[Recorded data]
— Begin —
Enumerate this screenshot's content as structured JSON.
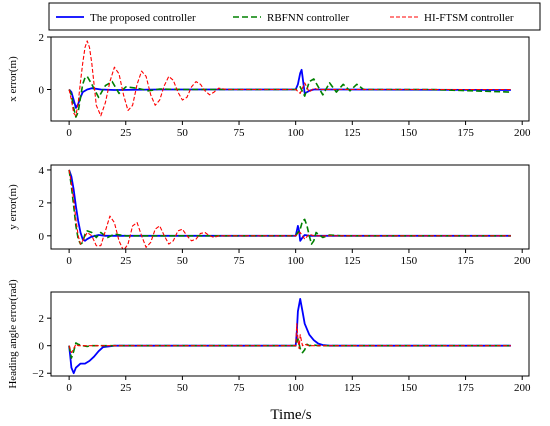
{
  "chart_data": {
    "type": "line",
    "legend": {
      "placement": "top",
      "entries": [
        {
          "name": "The proposed controller",
          "color": "#0000ff",
          "dash": "solid"
        },
        {
          "name": "RBFNN controller",
          "color": "#008000",
          "dash": "dashed"
        },
        {
          "name": "HI-FTSM controller",
          "color": "#ff0000",
          "dash": "dotted-dash"
        }
      ]
    },
    "xlabel": "Time/s",
    "xlim": [
      -8,
      203
    ],
    "xticks": [
      0,
      25,
      50,
      75,
      100,
      125,
      150,
      175,
      200
    ],
    "panels": [
      {
        "ylabel": "x error(m)",
        "ylim": [
          -1.2,
          2.0
        ],
        "yticks": [
          -2,
          0,
          2
        ],
        "ytick_labels": [
          "",
          "0",
          "2"
        ],
        "series": [
          {
            "name": "The proposed controller",
            "x": [
              0,
              1,
              2,
              3,
              4,
              5,
              6,
              8,
              10,
              14,
              20,
              40,
              100,
              101,
              102,
              102.6,
              103,
              104,
              105,
              106,
              108,
              112,
              120,
              195
            ],
            "y": [
              0,
              -0.1,
              -0.4,
              -0.7,
              -0.55,
              -0.3,
              -0.1,
              0.0,
              0.05,
              0.0,
              -0.02,
              0.0,
              0.0,
              0.2,
              0.62,
              0.75,
              0.5,
              -0.15,
              -0.1,
              -0.05,
              0.0,
              0.0,
              0.0,
              -0.02
            ]
          },
          {
            "name": "RBFNN controller",
            "x": [
              0,
              1,
              2,
              3,
              4,
              5,
              6,
              7,
              8,
              10,
              13,
              16,
              19,
              22,
              25,
              30,
              35,
              40,
              50,
              100,
              102,
              104,
              106,
              108,
              110,
              112,
              115,
              118,
              121,
              124,
              127,
              130,
              140,
              160,
              195
            ],
            "y": [
              0,
              -0.2,
              -0.7,
              -1.05,
              -0.85,
              -0.3,
              0.2,
              0.45,
              0.5,
              0.2,
              -0.3,
              0.15,
              0.3,
              -0.15,
              0.1,
              0.05,
              -0.05,
              0.02,
              0.0,
              0.0,
              0.1,
              -0.25,
              0.3,
              0.4,
              0.1,
              -0.2,
              0.25,
              -0.1,
              0.2,
              -0.05,
              0.2,
              0.0,
              0.0,
              0.0,
              -0.1
            ]
          },
          {
            "name": "HI-FTSM controller",
            "x": [
              0,
              1,
              2,
              3,
              4,
              5,
              6,
              7,
              8,
              9,
              10,
              12,
              14,
              16,
              18,
              20,
              22,
              24,
              26,
              28,
              30,
              32,
              34,
              36,
              38,
              40,
              42,
              44,
              46,
              48,
              50,
              52,
              54,
              56,
              58,
              60,
              62,
              64,
              66,
              70,
              100,
              102,
              104,
              106,
              108,
              110,
              120,
              195
            ],
            "y": [
              0,
              -0.4,
              -0.9,
              -1.0,
              -0.5,
              0.3,
              1.0,
              1.6,
              1.85,
              1.6,
              1.0,
              -0.6,
              -1.0,
              -0.5,
              0.3,
              0.85,
              0.6,
              -0.2,
              -0.8,
              -0.6,
              0.2,
              0.7,
              0.5,
              -0.2,
              -0.6,
              -0.4,
              0.15,
              0.5,
              0.35,
              -0.1,
              -0.4,
              -0.3,
              0.1,
              0.3,
              0.2,
              -0.05,
              -0.2,
              -0.1,
              0.05,
              0.0,
              0.0,
              -0.15,
              0.25,
              -0.1,
              0.05,
              0.0,
              0.0,
              0.0
            ]
          }
        ]
      },
      {
        "ylabel": "y error(m)",
        "ylim": [
          -0.8,
          4.3
        ],
        "yticks": [
          0,
          2,
          4
        ],
        "ytick_labels": [
          "0",
          "2",
          "4"
        ],
        "series": [
          {
            "name": "The proposed controller",
            "x": [
              0,
              1,
              2,
              3,
              4,
              5,
              6,
              7,
              8,
              10,
              13,
              16,
              20,
              30,
              100,
              100.5,
              101,
              101.5,
              102,
              103,
              104,
              106,
              110,
              195
            ],
            "y": [
              4.0,
              3.6,
              2.8,
              1.8,
              0.9,
              0.2,
              -0.2,
              -0.3,
              -0.2,
              -0.05,
              0.05,
              0.0,
              0.0,
              0.0,
              0.0,
              0.3,
              0.6,
              0.3,
              -0.3,
              -0.1,
              0.05,
              0.0,
              0.0,
              0.0
            ]
          },
          {
            "name": "RBFNN controller",
            "x": [
              0,
              1,
              2,
              3,
              4,
              5,
              6,
              7,
              8,
              10,
              12,
              14,
              17,
              20,
              25,
              30,
              100,
              102,
              103,
              104,
              105,
              106,
              107,
              108,
              109,
              110,
              112,
              115,
              120,
              195
            ],
            "y": [
              4.0,
              3.0,
              1.8,
              0.6,
              -0.2,
              -0.5,
              -0.4,
              0.1,
              0.3,
              0.2,
              -0.1,
              0.2,
              -0.1,
              0.1,
              0.0,
              0.0,
              0.0,
              0.4,
              0.9,
              1.0,
              0.6,
              0.0,
              -0.5,
              -0.3,
              0.2,
              0.1,
              -0.1,
              0.05,
              0.0,
              0.0
            ]
          },
          {
            "name": "HI-FTSM controller",
            "x": [
              0,
              1,
              2,
              3,
              4,
              5,
              6,
              8,
              10,
              12,
              14,
              16,
              18,
              20,
              22,
              24,
              26,
              28,
              30,
              32,
              34,
              36,
              38,
              40,
              42,
              44,
              46,
              48,
              50,
              52,
              54,
              56,
              58,
              60,
              62,
              64,
              66,
              70,
              100,
              102,
              104,
              106,
              108,
              110,
              120,
              195
            ],
            "y": [
              4.0,
              3.2,
              2.2,
              1.0,
              0.0,
              -0.5,
              -0.3,
              0.2,
              0.0,
              -0.6,
              -0.6,
              0.3,
              1.2,
              0.8,
              -0.3,
              -0.9,
              -0.5,
              0.6,
              0.8,
              0.0,
              -0.7,
              -0.4,
              0.4,
              0.6,
              0.0,
              -0.5,
              -0.3,
              0.3,
              0.4,
              0.0,
              -0.3,
              -0.2,
              0.15,
              0.2,
              0.0,
              -0.1,
              0.0,
              0.0,
              0.0,
              0.2,
              -0.2,
              0.1,
              0.0,
              0.0,
              0.0,
              0.0
            ]
          }
        ]
      },
      {
        "ylabel": "Heading angle error(rad)",
        "ylim": [
          -2.2,
          3.9
        ],
        "yticks": [
          -2,
          0,
          2
        ],
        "ytick_labels": [
          "−2",
          "0",
          "2"
        ],
        "series": [
          {
            "name": "The proposed controller",
            "x": [
              0,
              0.5,
              1,
              2,
              3,
              5,
              7,
              9,
              11,
              13,
              15,
              20,
              100,
              100.5,
              101,
              102,
              103,
              104,
              106,
              108,
              110,
              112,
              115,
              195
            ],
            "y": [
              0,
              -0.8,
              -1.6,
              -2.0,
              -1.6,
              -1.3,
              -1.3,
              -1.1,
              -0.8,
              -0.4,
              -0.1,
              0.0,
              0.0,
              1.0,
              2.5,
              3.4,
              2.5,
              1.6,
              0.8,
              0.4,
              0.15,
              0.05,
              0.0,
              0.0
            ]
          },
          {
            "name": "RBFNN controller",
            "x": [
              0,
              1,
              2,
              3,
              4,
              6,
              8,
              10,
              20,
              100,
              101,
              102,
              103,
              104,
              105,
              106,
              108,
              110,
              195
            ],
            "y": [
              0,
              -0.9,
              -0.4,
              0.2,
              0.1,
              0.0,
              -0.05,
              0.0,
              0.0,
              0.0,
              0.5,
              -0.2,
              -0.5,
              -0.3,
              0.1,
              0.0,
              0.05,
              0.0,
              0.0
            ]
          },
          {
            "name": "HI-FTSM controller",
            "x": [
              0,
              1,
              2,
              3,
              4,
              6,
              8,
              10,
              20,
              100,
              100.5,
              101,
              101.5,
              102,
              103,
              104,
              106,
              110,
              195
            ],
            "y": [
              0,
              -0.5,
              -0.2,
              0.1,
              0.0,
              0.0,
              0.0,
              0.0,
              0.0,
              0.0,
              1.6,
              0.5,
              -0.2,
              0.8,
              0.0,
              0.1,
              0.0,
              0.0,
              0.0
            ]
          }
        ]
      }
    ]
  }
}
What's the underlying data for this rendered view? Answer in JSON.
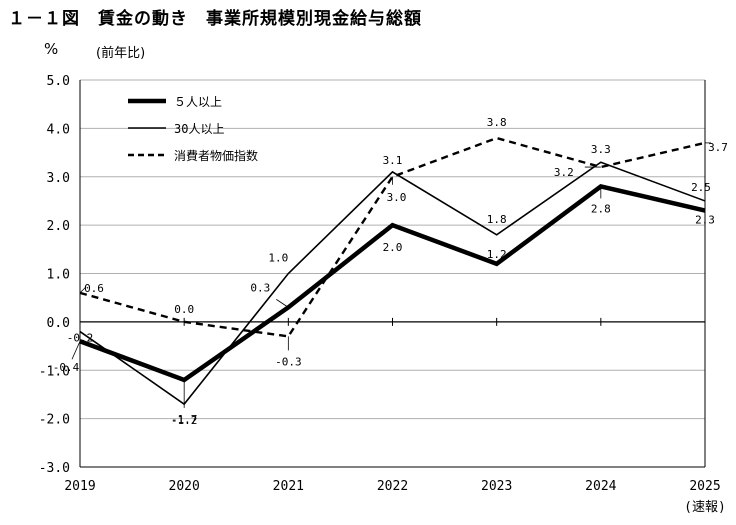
{
  "figure": {
    "title": "１－１図　賃金の動き　事業所規模別現金給与総額",
    "unit": "%",
    "unit_note": "(前年比)"
  },
  "chart_data": {
    "type": "line",
    "title": "１－１図　賃金の動き　事業所規模別現金給与総額",
    "ylabel": "%",
    "ylabel_note": "(前年比)",
    "xlabel": "",
    "ylim": [
      -3.0,
      5.0
    ],
    "y_ticks": [
      "5.0",
      "4.0",
      "3.0",
      "2.0",
      "1.0",
      "0.0",
      "-1.0",
      "-2.0",
      "-3.0"
    ],
    "x": [
      2019,
      2020,
      2021,
      2022,
      2023,
      2024,
      2025
    ],
    "x_tick_labels": [
      "2019",
      "2020",
      "2021",
      "2022",
      "2023",
      "2024",
      "2025"
    ],
    "x_tick_sublabels": [
      "",
      "",
      "",
      "",
      "",
      "",
      "(速報)"
    ],
    "grid": true,
    "legend_position": "top-left",
    "series": [
      {
        "name": "５人以上",
        "style": "thick",
        "color": "#000000",
        "values": [
          -0.4,
          -1.2,
          0.3,
          2.0,
          1.2,
          2.8,
          2.3
        ],
        "labels": [
          "-0.4",
          "-1.2",
          "0.3",
          "2.0",
          "1.2",
          "2.8",
          "2.3"
        ]
      },
      {
        "name": "30人以上",
        "style": "thin",
        "color": "#000000",
        "values": [
          -0.2,
          -1.7,
          1.0,
          3.1,
          1.8,
          3.3,
          2.5
        ],
        "labels": [
          "-0.2",
          "-1.7",
          "1.0",
          "3.1",
          "1.8",
          "3.3",
          "2.5"
        ]
      },
      {
        "name": "消費者物価指数",
        "style": "dashed",
        "color": "#000000",
        "values": [
          0.6,
          0.0,
          -0.3,
          3.0,
          3.8,
          3.2,
          3.7
        ],
        "labels": [
          "0.6",
          "0.0",
          "-0.3",
          "3.0",
          "3.8",
          "3.2",
          "3.7"
        ]
      }
    ]
  }
}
— End —
■ TASK DETAILS ■
From the material above, write out exactly the lines from the line with "What's the underlying" through the closing line, inclusive, and no pictures.

■ CORRECT OUTPUT ■
What's the underlying data for this rendered view? Answer in JSON.
{
  "figure": {
    "title": "１－１図　賃金の動き　事業所規模別現金給与総額",
    "unit": "%",
    "unit_note": "(前年比)"
  },
  "chart_data": {
    "type": "line",
    "title": "１－１図　賃金の動き　事業所規模別現金給与総額",
    "ylabel": "%",
    "ylabel_note": "(前年比)",
    "xlabel": "",
    "ylim": [
      -3.0,
      5.0
    ],
    "y_ticks": [
      "5.0",
      "4.0",
      "3.0",
      "2.0",
      "1.0",
      "0.0",
      "-1.0",
      "-2.0",
      "-3.0"
    ],
    "x": [
      2019,
      2020,
      2021,
      2022,
      2023,
      2024,
      2025
    ],
    "x_tick_labels": [
      "2019",
      "2020",
      "2021",
      "2022",
      "2023",
      "2024",
      "2025"
    ],
    "x_tick_sublabels": [
      "",
      "",
      "",
      "",
      "",
      "",
      "(速報)"
    ],
    "grid": true,
    "legend_position": "top-left",
    "series": [
      {
        "name": "５人以上",
        "style": "thick",
        "color": "#000000",
        "values": [
          -0.4,
          -1.2,
          0.3,
          2.0,
          1.2,
          2.8,
          2.3
        ],
        "labels": [
          "-0.4",
          "-1.2",
          "0.3",
          "2.0",
          "1.2",
          "2.8",
          "2.3"
        ]
      },
      {
        "name": "30人以上",
        "style": "thin",
        "color": "#000000",
        "values": [
          -0.2,
          -1.7,
          1.0,
          3.1,
          1.8,
          3.3,
          2.5
        ],
        "labels": [
          "-0.2",
          "-1.7",
          "1.0",
          "3.1",
          "1.8",
          "3.3",
          "2.5"
        ]
      },
      {
        "name": "消費者物価指数",
        "style": "dashed",
        "color": "#000000",
        "values": [
          0.6,
          0.0,
          -0.3,
          3.0,
          3.8,
          3.2,
          3.7
        ],
        "labels": [
          "0.6",
          "0.0",
          "-0.3",
          "3.0",
          "3.8",
          "3.2",
          "3.7"
        ]
      }
    ]
  }
}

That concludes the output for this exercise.